--- GIVEN DATA ---
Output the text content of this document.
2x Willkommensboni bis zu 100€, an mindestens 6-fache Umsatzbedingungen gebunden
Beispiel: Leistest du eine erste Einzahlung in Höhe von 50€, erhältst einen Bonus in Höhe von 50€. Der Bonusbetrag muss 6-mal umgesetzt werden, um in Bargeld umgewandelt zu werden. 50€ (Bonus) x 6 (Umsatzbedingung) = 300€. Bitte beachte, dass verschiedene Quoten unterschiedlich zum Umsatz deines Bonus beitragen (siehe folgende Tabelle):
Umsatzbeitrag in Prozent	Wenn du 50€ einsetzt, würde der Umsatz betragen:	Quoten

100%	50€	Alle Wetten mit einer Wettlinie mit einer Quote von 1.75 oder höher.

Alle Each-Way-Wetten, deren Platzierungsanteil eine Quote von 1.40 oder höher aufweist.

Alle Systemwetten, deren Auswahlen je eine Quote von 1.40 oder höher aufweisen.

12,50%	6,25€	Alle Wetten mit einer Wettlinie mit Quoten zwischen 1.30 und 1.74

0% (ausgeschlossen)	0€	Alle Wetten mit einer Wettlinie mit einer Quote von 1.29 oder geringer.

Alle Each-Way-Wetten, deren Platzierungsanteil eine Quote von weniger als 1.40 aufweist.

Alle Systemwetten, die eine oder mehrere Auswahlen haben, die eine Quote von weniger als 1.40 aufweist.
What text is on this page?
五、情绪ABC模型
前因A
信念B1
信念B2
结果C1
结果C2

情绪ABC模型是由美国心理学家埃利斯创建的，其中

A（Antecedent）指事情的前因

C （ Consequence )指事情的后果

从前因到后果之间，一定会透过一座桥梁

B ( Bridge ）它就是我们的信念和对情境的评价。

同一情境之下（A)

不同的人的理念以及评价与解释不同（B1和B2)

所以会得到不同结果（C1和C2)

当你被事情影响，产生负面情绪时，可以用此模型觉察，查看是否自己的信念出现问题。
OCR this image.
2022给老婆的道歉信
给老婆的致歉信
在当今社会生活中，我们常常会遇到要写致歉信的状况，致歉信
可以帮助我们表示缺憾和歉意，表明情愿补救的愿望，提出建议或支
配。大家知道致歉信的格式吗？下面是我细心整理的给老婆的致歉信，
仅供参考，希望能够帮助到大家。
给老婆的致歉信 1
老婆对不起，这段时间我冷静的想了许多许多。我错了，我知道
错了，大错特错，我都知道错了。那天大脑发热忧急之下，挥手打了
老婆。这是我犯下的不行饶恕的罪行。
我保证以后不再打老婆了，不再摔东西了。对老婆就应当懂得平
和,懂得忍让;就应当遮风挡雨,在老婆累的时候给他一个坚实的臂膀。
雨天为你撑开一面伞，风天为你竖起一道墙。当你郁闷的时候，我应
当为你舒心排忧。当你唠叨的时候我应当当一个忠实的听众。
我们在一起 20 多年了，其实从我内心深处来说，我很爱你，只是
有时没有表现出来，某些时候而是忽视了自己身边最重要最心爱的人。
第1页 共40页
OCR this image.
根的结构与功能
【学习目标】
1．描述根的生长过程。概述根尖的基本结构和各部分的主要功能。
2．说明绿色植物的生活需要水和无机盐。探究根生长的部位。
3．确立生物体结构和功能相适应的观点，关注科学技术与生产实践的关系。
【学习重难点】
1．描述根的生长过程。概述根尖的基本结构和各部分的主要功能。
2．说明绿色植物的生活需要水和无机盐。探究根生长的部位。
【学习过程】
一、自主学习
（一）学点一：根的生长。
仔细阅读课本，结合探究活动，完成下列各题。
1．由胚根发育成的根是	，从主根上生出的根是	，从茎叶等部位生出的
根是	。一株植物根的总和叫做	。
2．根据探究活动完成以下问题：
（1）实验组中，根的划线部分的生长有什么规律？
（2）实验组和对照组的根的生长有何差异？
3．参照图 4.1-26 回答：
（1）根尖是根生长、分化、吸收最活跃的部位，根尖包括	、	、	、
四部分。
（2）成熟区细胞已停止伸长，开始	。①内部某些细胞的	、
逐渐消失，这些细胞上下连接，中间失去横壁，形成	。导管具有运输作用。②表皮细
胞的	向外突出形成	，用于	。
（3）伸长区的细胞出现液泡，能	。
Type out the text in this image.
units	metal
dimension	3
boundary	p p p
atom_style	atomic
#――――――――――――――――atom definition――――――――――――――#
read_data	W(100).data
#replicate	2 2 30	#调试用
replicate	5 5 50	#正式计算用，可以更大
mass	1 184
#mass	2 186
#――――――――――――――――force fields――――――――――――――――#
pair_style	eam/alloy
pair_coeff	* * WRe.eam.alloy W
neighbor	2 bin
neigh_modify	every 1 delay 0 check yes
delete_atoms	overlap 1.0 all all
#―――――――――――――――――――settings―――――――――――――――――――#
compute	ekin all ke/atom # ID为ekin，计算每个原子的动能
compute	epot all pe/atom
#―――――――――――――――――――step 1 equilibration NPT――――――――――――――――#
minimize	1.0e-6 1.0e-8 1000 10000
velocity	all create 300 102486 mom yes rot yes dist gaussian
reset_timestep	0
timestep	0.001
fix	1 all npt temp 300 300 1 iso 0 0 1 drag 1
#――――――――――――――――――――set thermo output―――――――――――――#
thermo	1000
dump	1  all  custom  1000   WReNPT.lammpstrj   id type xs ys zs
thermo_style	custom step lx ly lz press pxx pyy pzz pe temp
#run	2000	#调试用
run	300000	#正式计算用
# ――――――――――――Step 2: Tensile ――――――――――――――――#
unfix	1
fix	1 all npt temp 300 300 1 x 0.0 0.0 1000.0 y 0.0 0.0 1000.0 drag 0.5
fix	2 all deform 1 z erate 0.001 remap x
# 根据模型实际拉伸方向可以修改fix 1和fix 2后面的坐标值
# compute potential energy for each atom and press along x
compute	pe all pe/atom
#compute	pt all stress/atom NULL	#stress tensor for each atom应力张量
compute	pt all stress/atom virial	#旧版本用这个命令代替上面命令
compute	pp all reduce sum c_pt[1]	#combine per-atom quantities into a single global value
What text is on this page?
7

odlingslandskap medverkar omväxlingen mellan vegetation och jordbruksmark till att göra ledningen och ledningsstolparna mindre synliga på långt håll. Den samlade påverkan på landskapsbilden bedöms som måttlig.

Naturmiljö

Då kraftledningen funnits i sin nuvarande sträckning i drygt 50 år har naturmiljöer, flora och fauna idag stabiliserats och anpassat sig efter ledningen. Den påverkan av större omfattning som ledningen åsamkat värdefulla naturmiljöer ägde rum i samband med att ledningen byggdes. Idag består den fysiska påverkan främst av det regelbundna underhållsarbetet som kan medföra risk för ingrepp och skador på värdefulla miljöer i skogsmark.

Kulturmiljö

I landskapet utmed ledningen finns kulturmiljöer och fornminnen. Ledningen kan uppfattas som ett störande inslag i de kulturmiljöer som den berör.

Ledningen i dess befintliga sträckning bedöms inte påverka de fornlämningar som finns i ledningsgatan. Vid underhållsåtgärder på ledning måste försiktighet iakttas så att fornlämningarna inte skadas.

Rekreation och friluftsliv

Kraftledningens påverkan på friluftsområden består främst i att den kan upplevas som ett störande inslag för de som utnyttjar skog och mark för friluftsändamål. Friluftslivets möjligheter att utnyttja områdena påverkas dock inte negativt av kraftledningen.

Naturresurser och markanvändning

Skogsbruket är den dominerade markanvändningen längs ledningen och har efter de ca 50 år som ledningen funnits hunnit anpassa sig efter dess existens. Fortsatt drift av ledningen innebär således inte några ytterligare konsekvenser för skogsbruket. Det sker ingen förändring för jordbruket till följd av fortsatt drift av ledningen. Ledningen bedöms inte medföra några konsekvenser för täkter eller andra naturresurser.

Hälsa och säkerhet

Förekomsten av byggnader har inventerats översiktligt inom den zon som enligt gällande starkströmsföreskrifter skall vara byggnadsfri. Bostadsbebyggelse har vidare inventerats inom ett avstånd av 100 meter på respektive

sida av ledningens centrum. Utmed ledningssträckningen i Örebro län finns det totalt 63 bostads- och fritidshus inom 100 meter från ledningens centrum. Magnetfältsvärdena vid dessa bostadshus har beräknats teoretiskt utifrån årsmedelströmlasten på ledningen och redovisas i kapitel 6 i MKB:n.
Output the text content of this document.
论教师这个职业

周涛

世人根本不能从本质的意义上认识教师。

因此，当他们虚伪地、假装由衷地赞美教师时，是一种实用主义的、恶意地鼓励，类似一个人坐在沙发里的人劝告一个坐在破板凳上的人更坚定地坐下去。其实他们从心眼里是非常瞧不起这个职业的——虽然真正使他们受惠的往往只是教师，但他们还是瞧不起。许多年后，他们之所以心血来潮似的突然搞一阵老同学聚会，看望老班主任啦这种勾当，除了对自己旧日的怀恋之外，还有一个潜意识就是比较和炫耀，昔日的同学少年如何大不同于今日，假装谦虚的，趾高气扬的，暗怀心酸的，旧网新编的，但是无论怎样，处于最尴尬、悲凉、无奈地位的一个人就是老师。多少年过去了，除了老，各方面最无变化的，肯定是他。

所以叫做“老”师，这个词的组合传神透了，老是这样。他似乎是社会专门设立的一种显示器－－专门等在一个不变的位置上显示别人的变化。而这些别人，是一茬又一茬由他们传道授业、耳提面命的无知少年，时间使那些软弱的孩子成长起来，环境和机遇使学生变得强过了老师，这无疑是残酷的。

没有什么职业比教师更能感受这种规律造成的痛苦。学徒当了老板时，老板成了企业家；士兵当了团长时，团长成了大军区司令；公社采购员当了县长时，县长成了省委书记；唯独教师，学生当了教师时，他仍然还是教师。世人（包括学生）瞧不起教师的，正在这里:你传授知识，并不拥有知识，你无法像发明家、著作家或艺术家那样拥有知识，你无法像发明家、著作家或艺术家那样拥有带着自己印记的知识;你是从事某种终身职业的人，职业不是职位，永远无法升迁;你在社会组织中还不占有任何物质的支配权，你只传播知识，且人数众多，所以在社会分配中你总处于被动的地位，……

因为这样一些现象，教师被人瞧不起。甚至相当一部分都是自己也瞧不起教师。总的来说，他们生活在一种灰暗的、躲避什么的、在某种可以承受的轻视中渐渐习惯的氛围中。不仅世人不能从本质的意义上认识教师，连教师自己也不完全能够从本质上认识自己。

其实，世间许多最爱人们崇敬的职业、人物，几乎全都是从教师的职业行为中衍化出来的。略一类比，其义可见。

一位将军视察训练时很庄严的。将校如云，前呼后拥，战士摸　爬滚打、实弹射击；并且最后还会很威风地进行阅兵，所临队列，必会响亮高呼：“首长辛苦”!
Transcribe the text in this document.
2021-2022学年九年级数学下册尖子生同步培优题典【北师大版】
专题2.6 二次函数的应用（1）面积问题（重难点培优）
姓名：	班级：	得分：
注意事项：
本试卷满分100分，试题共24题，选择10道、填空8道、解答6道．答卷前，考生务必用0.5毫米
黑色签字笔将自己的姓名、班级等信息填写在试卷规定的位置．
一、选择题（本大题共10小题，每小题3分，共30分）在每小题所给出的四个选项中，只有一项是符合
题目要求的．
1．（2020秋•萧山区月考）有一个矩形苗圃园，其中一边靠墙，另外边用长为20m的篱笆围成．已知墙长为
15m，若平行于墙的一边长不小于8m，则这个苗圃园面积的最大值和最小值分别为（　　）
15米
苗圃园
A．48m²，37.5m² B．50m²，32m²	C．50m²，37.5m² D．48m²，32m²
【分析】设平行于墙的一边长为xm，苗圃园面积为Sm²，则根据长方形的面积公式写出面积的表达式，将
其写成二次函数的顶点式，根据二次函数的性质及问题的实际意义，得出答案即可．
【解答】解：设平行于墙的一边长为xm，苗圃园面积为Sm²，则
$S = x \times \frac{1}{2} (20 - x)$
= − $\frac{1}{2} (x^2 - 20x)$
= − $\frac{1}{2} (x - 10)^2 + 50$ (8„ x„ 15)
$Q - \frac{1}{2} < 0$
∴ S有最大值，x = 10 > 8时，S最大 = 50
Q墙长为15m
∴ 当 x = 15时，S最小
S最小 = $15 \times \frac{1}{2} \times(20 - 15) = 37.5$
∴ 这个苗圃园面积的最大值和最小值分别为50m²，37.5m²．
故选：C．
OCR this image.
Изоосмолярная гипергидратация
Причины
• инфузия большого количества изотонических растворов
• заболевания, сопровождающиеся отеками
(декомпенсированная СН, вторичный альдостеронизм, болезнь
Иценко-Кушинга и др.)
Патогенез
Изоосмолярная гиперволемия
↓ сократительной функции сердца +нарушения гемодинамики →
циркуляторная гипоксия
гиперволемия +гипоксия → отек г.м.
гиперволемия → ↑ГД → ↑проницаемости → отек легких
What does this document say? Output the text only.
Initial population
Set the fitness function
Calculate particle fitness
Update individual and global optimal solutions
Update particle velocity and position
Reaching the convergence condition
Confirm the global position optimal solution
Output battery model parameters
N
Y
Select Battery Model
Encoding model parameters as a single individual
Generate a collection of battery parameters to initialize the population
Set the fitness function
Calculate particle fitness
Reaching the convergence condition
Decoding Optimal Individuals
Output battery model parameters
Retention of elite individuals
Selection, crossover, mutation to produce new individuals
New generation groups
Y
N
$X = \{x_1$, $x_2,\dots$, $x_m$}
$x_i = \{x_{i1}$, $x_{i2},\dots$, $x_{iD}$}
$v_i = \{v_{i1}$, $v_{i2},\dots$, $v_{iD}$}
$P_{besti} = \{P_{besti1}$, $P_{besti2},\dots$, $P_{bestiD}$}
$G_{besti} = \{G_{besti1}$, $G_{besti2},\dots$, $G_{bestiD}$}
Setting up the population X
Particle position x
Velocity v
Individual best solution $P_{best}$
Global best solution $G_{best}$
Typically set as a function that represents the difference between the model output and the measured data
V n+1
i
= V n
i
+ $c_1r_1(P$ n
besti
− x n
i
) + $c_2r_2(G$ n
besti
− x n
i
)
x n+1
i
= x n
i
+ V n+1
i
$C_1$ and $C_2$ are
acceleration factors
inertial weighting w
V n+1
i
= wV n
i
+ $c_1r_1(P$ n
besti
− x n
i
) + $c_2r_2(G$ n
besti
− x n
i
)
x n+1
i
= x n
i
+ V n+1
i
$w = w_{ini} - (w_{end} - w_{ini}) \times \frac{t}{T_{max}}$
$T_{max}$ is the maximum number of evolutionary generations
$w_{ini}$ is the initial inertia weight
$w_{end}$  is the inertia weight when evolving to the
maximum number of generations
---
TASK TO CARRY OUT:
Where a line in the entries holds the word "parameters", copy that line.

SOLVED EXERCISE:
Output battery model parameters
Encoding model parameters as a single individual
Generate a collection of battery parameters to initialize the population
Output battery model parameters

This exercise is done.